Lift out all lines below that contain "title".
## START RECORDS SUPPLIED
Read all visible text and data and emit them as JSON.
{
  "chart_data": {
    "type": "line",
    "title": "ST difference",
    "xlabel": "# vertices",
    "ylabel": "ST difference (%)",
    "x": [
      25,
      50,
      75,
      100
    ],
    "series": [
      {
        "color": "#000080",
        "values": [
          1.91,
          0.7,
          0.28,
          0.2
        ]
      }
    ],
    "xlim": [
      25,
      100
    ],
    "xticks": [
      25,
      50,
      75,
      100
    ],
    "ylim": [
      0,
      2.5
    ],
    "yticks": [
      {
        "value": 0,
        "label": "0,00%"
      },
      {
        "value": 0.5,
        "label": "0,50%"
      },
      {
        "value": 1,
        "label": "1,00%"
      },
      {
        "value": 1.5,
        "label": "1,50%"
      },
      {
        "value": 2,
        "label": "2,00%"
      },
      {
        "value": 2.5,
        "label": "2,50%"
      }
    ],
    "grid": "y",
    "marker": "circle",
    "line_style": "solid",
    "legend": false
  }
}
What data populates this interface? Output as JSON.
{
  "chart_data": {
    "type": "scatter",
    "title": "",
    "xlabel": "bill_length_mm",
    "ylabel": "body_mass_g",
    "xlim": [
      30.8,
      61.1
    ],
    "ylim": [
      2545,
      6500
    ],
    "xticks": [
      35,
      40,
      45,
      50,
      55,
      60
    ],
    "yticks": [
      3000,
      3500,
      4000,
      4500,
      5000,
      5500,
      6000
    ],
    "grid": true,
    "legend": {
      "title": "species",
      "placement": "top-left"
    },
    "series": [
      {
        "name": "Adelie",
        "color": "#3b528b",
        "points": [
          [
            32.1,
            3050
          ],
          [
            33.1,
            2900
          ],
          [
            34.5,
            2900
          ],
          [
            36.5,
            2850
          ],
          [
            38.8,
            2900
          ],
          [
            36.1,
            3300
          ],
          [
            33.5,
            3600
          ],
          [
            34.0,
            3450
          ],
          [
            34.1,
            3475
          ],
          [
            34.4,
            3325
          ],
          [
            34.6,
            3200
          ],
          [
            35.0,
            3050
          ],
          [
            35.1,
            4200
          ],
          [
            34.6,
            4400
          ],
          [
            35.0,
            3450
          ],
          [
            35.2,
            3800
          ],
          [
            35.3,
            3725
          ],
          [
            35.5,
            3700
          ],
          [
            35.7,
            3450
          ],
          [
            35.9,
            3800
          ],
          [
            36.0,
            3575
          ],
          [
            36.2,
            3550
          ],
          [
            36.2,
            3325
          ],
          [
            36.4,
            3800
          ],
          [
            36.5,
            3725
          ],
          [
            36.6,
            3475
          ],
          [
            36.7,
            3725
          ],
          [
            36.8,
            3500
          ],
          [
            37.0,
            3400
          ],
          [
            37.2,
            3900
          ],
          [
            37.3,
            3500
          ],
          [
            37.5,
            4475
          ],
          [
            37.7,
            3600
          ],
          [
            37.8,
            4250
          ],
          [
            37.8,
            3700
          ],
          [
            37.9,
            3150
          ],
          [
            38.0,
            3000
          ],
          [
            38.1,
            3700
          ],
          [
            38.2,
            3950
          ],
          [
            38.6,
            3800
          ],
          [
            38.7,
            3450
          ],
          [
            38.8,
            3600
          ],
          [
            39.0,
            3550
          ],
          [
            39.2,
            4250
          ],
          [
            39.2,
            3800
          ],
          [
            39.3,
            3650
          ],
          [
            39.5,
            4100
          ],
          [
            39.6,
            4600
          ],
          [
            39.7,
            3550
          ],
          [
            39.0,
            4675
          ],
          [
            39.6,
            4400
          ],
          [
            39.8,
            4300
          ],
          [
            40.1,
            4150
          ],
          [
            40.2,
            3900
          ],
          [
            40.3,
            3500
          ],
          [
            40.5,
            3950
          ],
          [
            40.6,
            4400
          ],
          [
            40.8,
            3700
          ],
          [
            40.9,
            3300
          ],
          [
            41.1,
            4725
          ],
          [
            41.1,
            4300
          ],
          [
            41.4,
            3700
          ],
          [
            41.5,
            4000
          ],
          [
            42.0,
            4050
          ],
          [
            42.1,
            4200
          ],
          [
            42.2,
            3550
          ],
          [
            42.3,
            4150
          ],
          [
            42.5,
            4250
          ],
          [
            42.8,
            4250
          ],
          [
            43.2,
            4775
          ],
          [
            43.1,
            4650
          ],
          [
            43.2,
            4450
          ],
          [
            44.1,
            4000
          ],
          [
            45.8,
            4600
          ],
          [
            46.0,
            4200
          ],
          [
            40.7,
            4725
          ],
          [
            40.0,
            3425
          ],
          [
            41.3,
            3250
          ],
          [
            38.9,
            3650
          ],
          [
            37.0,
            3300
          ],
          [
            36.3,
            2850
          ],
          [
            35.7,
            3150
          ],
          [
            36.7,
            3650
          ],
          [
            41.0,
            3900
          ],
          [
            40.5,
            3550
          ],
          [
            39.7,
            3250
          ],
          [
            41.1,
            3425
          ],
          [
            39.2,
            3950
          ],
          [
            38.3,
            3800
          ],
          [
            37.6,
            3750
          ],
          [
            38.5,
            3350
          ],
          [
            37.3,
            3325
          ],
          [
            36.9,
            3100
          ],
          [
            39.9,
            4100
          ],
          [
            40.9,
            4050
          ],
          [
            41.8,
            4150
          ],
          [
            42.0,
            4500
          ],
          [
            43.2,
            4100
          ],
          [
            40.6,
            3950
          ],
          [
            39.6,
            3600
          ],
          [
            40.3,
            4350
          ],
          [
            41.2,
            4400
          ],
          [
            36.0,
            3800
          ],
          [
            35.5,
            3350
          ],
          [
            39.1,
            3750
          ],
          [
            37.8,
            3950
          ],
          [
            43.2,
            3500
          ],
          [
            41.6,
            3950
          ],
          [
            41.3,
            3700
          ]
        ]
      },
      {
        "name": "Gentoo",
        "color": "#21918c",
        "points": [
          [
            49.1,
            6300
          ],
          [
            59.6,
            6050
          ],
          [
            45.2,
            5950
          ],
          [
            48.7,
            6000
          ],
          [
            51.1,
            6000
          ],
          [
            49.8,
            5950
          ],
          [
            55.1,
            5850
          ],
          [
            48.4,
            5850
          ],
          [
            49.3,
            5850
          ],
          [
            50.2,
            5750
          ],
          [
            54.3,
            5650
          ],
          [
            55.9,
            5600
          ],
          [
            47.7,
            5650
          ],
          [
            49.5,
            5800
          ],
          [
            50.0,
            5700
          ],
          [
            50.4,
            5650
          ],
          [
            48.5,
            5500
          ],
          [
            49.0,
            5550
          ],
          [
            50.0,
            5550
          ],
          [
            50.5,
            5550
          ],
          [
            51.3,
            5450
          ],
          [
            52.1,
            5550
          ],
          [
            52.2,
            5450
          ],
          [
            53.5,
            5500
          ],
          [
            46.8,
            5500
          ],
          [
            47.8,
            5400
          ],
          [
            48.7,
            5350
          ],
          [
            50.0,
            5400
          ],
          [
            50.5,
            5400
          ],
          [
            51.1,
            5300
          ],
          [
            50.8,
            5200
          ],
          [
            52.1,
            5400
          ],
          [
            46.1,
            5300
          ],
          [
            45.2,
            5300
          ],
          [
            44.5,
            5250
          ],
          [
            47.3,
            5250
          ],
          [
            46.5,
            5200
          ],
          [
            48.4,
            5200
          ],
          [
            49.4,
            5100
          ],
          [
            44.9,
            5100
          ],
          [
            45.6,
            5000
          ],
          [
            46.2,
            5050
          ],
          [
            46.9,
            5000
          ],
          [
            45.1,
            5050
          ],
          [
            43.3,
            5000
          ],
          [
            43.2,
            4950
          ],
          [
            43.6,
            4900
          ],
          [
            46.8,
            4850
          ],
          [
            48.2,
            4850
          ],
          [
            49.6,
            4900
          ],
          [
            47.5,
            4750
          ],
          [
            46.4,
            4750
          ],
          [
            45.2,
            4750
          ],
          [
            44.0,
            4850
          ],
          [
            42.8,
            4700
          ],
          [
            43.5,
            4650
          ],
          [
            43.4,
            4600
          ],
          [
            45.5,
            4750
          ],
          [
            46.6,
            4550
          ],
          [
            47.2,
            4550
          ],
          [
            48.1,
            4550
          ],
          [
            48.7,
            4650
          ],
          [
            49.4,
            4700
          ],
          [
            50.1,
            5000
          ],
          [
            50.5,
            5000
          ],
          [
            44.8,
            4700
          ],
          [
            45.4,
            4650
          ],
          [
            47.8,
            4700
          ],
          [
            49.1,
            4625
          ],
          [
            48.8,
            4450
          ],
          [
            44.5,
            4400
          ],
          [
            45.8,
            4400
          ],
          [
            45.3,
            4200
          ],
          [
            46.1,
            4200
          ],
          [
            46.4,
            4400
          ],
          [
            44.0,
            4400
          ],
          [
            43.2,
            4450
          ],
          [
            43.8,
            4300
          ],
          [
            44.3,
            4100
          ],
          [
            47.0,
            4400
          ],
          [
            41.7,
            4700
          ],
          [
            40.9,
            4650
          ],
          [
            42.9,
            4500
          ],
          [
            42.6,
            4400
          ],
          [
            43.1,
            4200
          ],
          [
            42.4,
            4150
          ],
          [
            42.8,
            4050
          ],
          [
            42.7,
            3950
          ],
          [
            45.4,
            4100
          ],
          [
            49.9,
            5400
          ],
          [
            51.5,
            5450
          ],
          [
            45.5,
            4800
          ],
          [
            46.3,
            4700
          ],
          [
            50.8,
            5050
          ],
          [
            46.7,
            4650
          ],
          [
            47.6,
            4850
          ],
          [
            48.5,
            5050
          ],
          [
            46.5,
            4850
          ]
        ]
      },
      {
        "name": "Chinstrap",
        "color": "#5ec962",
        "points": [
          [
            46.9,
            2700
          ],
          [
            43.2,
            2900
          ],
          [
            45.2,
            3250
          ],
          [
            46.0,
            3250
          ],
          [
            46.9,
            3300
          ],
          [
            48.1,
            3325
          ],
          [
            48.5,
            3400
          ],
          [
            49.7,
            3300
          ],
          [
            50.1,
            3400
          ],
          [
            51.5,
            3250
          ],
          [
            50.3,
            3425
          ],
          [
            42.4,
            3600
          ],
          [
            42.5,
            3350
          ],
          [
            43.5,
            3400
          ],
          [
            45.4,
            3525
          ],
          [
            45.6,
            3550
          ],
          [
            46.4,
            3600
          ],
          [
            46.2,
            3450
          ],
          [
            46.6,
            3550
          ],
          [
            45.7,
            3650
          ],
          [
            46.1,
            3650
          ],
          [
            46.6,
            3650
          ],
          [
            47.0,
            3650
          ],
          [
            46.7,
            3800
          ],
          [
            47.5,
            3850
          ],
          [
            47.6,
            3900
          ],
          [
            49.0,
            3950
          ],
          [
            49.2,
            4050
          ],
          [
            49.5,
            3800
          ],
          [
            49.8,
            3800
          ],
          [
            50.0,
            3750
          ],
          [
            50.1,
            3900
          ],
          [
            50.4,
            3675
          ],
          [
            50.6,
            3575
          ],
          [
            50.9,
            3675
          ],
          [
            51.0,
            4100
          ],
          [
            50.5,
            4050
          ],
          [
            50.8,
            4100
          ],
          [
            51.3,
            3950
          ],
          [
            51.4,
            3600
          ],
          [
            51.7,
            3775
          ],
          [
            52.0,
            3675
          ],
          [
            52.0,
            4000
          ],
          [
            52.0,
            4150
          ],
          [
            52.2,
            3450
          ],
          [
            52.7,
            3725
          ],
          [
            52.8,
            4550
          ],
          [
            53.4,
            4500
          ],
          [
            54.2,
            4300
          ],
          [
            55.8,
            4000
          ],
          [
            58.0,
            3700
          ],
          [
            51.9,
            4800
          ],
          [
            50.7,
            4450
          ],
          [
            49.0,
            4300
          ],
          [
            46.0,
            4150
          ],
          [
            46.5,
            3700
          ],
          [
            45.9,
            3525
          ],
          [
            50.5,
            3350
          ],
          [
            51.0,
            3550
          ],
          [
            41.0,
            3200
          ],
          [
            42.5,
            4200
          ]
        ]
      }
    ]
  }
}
## END RECORDS SUPPLIED
* CORRECT ANSWER *
    "title": "ST difference",
    "title": "",
      "title": "species",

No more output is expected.